TASK TO COMPLETE: Count every line below in which "with" occurs, then give only the count.

───── SOURCE DATA ─────

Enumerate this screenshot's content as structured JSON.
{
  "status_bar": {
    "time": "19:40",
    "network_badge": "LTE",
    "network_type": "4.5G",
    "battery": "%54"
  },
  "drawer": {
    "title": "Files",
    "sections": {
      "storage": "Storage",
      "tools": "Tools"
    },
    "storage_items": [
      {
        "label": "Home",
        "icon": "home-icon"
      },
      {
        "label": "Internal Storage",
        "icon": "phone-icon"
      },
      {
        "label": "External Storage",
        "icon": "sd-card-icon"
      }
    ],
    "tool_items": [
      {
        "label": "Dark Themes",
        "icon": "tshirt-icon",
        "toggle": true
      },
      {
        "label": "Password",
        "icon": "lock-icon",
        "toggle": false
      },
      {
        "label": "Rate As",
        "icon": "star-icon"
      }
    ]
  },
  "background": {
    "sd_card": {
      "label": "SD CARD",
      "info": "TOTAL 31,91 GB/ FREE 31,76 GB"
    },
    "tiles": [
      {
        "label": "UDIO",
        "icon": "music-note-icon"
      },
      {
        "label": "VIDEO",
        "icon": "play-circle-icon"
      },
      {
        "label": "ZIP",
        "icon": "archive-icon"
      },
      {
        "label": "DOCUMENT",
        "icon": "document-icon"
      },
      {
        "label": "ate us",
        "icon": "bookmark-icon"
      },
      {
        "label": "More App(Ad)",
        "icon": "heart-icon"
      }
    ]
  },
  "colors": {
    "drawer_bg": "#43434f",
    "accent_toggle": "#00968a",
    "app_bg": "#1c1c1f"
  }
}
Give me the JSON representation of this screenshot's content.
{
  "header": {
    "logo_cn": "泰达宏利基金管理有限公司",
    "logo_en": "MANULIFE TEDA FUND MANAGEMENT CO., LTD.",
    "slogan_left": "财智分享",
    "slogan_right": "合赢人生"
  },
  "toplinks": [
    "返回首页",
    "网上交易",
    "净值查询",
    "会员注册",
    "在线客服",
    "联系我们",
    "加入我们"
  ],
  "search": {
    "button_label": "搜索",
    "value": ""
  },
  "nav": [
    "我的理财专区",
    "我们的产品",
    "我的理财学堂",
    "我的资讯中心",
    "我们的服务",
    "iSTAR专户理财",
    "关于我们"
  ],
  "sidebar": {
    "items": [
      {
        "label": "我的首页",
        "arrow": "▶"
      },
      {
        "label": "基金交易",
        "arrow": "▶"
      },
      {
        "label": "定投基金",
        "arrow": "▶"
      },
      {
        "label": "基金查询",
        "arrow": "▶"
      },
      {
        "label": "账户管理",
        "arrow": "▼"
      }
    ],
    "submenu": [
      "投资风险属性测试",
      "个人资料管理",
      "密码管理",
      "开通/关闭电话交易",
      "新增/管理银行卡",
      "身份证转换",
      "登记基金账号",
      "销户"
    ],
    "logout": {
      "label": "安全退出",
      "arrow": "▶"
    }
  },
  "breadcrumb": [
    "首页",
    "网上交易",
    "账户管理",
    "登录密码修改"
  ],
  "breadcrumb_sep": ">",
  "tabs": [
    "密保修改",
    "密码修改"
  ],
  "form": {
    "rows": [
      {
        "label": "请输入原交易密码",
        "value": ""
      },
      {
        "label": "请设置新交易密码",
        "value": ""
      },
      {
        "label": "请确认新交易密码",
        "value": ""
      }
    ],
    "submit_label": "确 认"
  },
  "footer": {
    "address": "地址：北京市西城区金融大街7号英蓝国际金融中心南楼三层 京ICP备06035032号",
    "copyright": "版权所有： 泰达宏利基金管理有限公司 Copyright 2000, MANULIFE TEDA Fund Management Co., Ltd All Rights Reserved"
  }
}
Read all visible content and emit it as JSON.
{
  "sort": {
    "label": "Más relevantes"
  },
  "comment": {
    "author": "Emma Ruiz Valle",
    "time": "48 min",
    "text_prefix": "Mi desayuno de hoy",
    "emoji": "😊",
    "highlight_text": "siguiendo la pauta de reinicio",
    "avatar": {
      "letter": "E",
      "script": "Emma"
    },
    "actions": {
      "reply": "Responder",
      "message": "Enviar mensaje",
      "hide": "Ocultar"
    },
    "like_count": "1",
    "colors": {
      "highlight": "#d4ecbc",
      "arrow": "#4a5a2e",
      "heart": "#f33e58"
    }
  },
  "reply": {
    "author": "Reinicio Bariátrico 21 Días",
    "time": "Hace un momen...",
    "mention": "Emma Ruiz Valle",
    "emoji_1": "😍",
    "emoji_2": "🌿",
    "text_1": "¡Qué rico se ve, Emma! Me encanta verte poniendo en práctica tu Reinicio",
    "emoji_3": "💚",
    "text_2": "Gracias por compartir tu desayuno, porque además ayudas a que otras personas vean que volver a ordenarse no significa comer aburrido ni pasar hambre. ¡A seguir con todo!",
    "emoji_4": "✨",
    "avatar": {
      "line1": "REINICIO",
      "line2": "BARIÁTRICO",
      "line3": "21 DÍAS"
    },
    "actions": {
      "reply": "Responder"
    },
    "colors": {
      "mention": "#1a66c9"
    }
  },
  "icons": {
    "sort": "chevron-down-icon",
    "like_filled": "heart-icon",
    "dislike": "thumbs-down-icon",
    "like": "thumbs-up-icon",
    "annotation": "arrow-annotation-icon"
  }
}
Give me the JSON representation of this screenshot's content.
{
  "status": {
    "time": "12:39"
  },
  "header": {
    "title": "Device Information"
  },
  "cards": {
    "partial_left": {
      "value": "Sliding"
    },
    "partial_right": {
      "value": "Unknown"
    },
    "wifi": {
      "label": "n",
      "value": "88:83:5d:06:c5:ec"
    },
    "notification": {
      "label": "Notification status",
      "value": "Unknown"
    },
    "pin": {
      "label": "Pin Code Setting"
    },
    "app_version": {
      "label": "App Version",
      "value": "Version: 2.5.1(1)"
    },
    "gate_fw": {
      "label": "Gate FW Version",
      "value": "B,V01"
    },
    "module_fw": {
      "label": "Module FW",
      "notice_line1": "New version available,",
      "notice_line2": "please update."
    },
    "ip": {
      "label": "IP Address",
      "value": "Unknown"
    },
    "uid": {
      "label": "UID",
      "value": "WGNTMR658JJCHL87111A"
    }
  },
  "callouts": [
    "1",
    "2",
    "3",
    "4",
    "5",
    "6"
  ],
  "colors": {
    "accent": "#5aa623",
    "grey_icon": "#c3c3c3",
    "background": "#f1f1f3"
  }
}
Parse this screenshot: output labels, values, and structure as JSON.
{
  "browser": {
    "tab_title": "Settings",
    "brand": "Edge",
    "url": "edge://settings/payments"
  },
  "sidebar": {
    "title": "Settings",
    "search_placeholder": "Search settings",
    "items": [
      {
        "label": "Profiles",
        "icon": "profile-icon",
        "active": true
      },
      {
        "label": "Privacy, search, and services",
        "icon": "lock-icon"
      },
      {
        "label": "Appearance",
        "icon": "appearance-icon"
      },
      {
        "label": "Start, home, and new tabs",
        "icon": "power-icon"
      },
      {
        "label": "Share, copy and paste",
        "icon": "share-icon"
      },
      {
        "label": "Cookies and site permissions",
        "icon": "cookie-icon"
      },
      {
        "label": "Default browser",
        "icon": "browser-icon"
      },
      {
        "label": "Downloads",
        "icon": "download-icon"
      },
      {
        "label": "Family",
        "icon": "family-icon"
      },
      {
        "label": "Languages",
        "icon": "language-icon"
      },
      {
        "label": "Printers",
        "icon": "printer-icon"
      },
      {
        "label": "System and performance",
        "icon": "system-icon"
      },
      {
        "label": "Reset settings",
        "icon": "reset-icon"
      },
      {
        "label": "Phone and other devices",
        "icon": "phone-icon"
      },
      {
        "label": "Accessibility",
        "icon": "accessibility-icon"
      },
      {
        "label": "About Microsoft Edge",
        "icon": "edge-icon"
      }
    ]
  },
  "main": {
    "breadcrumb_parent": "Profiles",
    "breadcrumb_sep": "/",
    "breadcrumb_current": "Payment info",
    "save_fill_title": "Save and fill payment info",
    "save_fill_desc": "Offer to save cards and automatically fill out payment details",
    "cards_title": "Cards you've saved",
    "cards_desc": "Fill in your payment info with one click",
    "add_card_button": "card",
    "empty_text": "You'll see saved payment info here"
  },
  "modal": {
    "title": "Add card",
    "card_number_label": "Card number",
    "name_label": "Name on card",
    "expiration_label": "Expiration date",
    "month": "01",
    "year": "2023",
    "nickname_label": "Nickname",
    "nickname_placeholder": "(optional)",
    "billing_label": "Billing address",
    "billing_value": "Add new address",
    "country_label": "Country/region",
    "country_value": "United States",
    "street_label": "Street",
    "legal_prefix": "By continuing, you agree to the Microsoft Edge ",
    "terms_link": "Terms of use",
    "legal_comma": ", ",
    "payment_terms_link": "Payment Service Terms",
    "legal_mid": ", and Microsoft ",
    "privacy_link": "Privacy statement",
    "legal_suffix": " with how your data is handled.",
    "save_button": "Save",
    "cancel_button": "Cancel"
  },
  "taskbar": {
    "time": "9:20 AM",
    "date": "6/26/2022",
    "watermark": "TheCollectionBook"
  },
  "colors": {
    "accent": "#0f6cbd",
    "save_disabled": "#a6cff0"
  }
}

─────

SOLVED PROBLEM: 2